Records that describe figures:
——————————
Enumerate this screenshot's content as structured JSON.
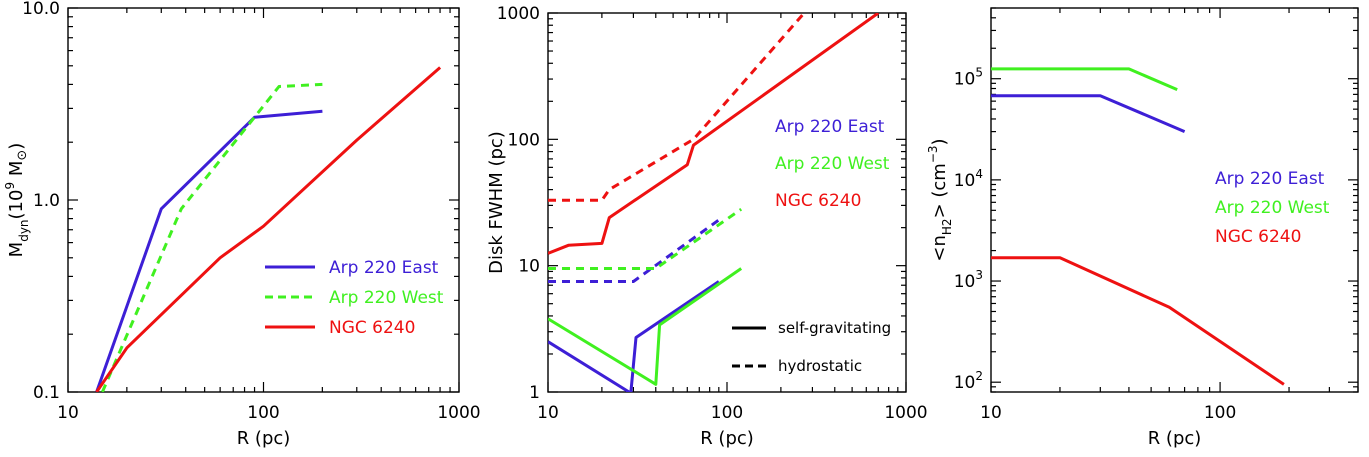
{
  "chart_data": [
    {
      "type": "line",
      "xlabel": "R (pc)",
      "ylabel_main": "M",
      "ylabel_sub": "dyn",
      "ylabel_tail": "(10",
      "ylabel_exp": "9",
      "ylabel_unit": " M",
      "ylabel_sym": "⊙",
      "ylabel_close": ")",
      "xscale": "log",
      "yscale": "log",
      "xlim": [
        10,
        1000
      ],
      "ylim": [
        0.1,
        10
      ],
      "xticks": [
        {
          "v": 10,
          "label": "10"
        },
        {
          "v": 100,
          "label": "100"
        },
        {
          "v": 1000,
          "label": "1000"
        }
      ],
      "yticks": [
        {
          "v": 0.1,
          "label": "0.1"
        },
        {
          "v": 1,
          "label": "1.0"
        },
        {
          "v": 10,
          "label": "10.0"
        }
      ],
      "legend": "lower-right",
      "series": [
        {
          "name": "Arp 220 East",
          "color": "#3d1fd6",
          "dash": false,
          "points": [
            [
              14,
              0.1
            ],
            [
              30,
              0.9
            ],
            [
              90,
              2.7
            ],
            [
              200,
              2.9
            ]
          ]
        },
        {
          "name": "Arp 220 West",
          "color": "#40f020",
          "dash": true,
          "points": [
            [
              15,
              0.1
            ],
            [
              38,
              0.9
            ],
            [
              120,
              3.9
            ],
            [
              200,
              4.0
            ]
          ]
        },
        {
          "name": "NGC 6240",
          "color": "#ee1111",
          "dash": false,
          "points": [
            [
              14,
              0.1
            ],
            [
              20,
              0.17
            ],
            [
              60,
              0.5
            ],
            [
              100,
              0.73
            ],
            [
              300,
              2.05
            ],
            [
              800,
              4.9
            ]
          ]
        }
      ]
    },
    {
      "type": "line",
      "xlabel": "R (pc)",
      "ylabel": "Disk FWHM (pc)",
      "xscale": "log",
      "yscale": "log",
      "xlim": [
        10,
        1000
      ],
      "ylim": [
        1,
        1000
      ],
      "xticks": [
        {
          "v": 10,
          "label": "10"
        },
        {
          "v": 100,
          "label": "100"
        },
        {
          "v": 1000,
          "label": "1000"
        }
      ],
      "yticks": [
        {
          "v": 1,
          "label": "1"
        },
        {
          "v": 10,
          "label": "10"
        },
        {
          "v": 100,
          "label": "100"
        },
        {
          "v": 1000,
          "label": "1000"
        }
      ],
      "legend": "right",
      "style_legend": [
        {
          "label": "self-gravitating",
          "dash": false
        },
        {
          "label": "hydrostatic",
          "dash": true
        }
      ],
      "series": [
        {
          "name": "Arp 220 East",
          "color": "#3d1fd6",
          "dash": false,
          "points": [
            [
              10,
              2.5
            ],
            [
              29,
              0.98
            ],
            [
              31,
              2.7
            ],
            [
              90,
              7.5
            ]
          ]
        },
        {
          "name": "Arp 220 East",
          "color": "#3d1fd6",
          "dash": true,
          "points": [
            [
              10,
              7.5
            ],
            [
              30,
              7.5
            ],
            [
              90,
              23
            ]
          ]
        },
        {
          "name": "Arp 220 West",
          "color": "#40f020",
          "dash": false,
          "points": [
            [
              10,
              3.8
            ],
            [
              40,
              1.15
            ],
            [
              42,
              3.4
            ],
            [
              120,
              9.5
            ]
          ]
        },
        {
          "name": "Arp 220 West",
          "color": "#40f020",
          "dash": true,
          "points": [
            [
              10,
              9.5
            ],
            [
              40,
              9.5
            ],
            [
              120,
              28
            ]
          ]
        },
        {
          "name": "NGC 6240",
          "color": "#ee1111",
          "dash": false,
          "points": [
            [
              10,
              12.5
            ],
            [
              13,
              14.5
            ],
            [
              20,
              15
            ],
            [
              22,
              24
            ],
            [
              60,
              63
            ],
            [
              65,
              90
            ],
            [
              700,
              1000
            ]
          ]
        },
        {
          "name": "NGC 6240",
          "color": "#ee1111",
          "dash": true,
          "points": [
            [
              10,
              33
            ],
            [
              20,
              33
            ],
            [
              22,
              40
            ],
            [
              65,
              100
            ],
            [
              270,
              1000
            ]
          ]
        }
      ]
    },
    {
      "type": "line",
      "xlabel": "R (pc)",
      "ylabel_open": "<n",
      "ylabel_sub": "H2",
      "ylabel_mid": "> (cm",
      "ylabel_exp": "−3",
      "ylabel_close": ")",
      "xscale": "log",
      "yscale": "log",
      "xlim": [
        10,
        400
      ],
      "ylim": [
        80,
        500000
      ],
      "xticks": [
        {
          "v": 10,
          "label": "10"
        },
        {
          "v": 100,
          "label": "100"
        }
      ],
      "yticks": [
        {
          "v": 100,
          "base": "10",
          "exp": "2"
        },
        {
          "v": 1000,
          "base": "10",
          "exp": "3"
        },
        {
          "v": 10000,
          "base": "10",
          "exp": "4"
        },
        {
          "v": 100000,
          "base": "10",
          "exp": "5"
        }
      ],
      "legend": "right",
      "series": [
        {
          "name": "Arp 220 East",
          "color": "#3d1fd6",
          "dash": false,
          "points": [
            [
              10,
              68000
            ],
            [
              30,
              68000
            ],
            [
              70,
              30000
            ]
          ]
        },
        {
          "name": "Arp 220 West",
          "color": "#40f020",
          "dash": false,
          "points": [
            [
              10,
              125000
            ],
            [
              40,
              125000
            ],
            [
              65,
              78000
            ]
          ]
        },
        {
          "name": "NGC 6240",
          "color": "#ee1111",
          "dash": false,
          "points": [
            [
              10,
              1700
            ],
            [
              20,
              1700
            ],
            [
              60,
              550
            ],
            [
              190,
              95
            ]
          ]
        }
      ]
    }
  ]
}
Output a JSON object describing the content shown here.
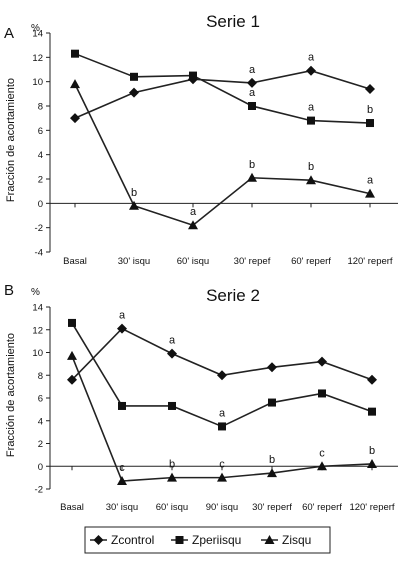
{
  "chart_data": [
    {
      "type": "line",
      "panel_letter": "A",
      "title": "Serie 1",
      "unit_label": "%",
      "ylabel": "Fracción de acortamiento",
      "xlabel": "",
      "ylim": [
        -4,
        14
      ],
      "yticks": [
        "-4",
        "-2",
        "0",
        "2",
        "4",
        "6",
        "8",
        "10",
        "12",
        "14"
      ],
      "categories": [
        "Basal",
        "30' isqu",
        "60' isqu",
        "30' repef",
        "60' reperf",
        "120' reperf"
      ],
      "series": [
        {
          "name": "Zcontrol",
          "marker": "diamond",
          "values": [
            7.0,
            9.1,
            10.2,
            9.9,
            10.9,
            9.4
          ]
        },
        {
          "name": "Zperiisqu",
          "marker": "square",
          "values": [
            12.3,
            10.4,
            10.5,
            8.0,
            6.8,
            6.6
          ]
        },
        {
          "name": "Zisqu",
          "marker": "triangle",
          "values": [
            9.8,
            -0.2,
            -1.8,
            2.1,
            1.9,
            0.8
          ]
        }
      ],
      "annotations": [
        {
          "text": "b",
          "series": 2,
          "index": 1
        },
        {
          "text": "a",
          "series": 2,
          "index": 2
        },
        {
          "text": "a",
          "series": 0,
          "index": 3
        },
        {
          "text": "a",
          "series": 1,
          "index": 3
        },
        {
          "text": "b",
          "series": 2,
          "index": 3
        },
        {
          "text": "a",
          "series": 0,
          "index": 4
        },
        {
          "text": "a",
          "series": 1,
          "index": 4
        },
        {
          "text": "b",
          "series": 2,
          "index": 4
        },
        {
          "text": "b",
          "series": 1,
          "index": 5
        },
        {
          "text": "a",
          "series": 2,
          "index": 5
        }
      ]
    },
    {
      "type": "line",
      "panel_letter": "B",
      "title": "Serie 2",
      "unit_label": "%",
      "ylabel": "Fracción de acortamiento",
      "xlabel": "",
      "ylim": [
        -2,
        14
      ],
      "yticks": [
        "-2",
        "0",
        "2",
        "4",
        "6",
        "8",
        "10",
        "12",
        "14"
      ],
      "categories": [
        "Basal",
        "30' isqu",
        "60' isqu",
        "90' isqu",
        "30' reperf",
        "60' reperf",
        "120' reperf"
      ],
      "series": [
        {
          "name": "Zcontrol",
          "marker": "diamond",
          "values": [
            7.6,
            12.1,
            9.9,
            8.0,
            8.7,
            9.2,
            7.6
          ]
        },
        {
          "name": "Zperiisqu",
          "marker": "square",
          "values": [
            12.6,
            5.3,
            5.3,
            3.5,
            5.6,
            6.4,
            4.8
          ]
        },
        {
          "name": "Zisqu",
          "marker": "triangle",
          "values": [
            9.7,
            -1.3,
            -1.0,
            -1.0,
            -0.6,
            0.0,
            0.2
          ]
        }
      ],
      "annotations": [
        {
          "text": "a",
          "series": 0,
          "index": 1
        },
        {
          "text": "a",
          "series": 0,
          "index": 2
        },
        {
          "text": "a",
          "series": 1,
          "index": 3
        },
        {
          "text": "c",
          "series": 2,
          "index": 1
        },
        {
          "text": "b",
          "series": 2,
          "index": 2
        },
        {
          "text": "c",
          "series": 2,
          "index": 3
        },
        {
          "text": "b",
          "series": 2,
          "index": 4
        },
        {
          "text": "c",
          "series": 2,
          "index": 5
        },
        {
          "text": "b",
          "series": 2,
          "index": 6
        }
      ]
    }
  ],
  "legend": {
    "items": [
      {
        "label": "Zcontrol",
        "marker": "diamond"
      },
      {
        "label": "Zperiisqu",
        "marker": "square"
      },
      {
        "label": "Zisqu",
        "marker": "triangle"
      }
    ]
  }
}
——————————
- **Prompt**:
Show the lines from the data above that contain the string "content".

- **In response**:
Enumerate this screenshot's content as structured JSON.
Output a JSON object describing the content shown here.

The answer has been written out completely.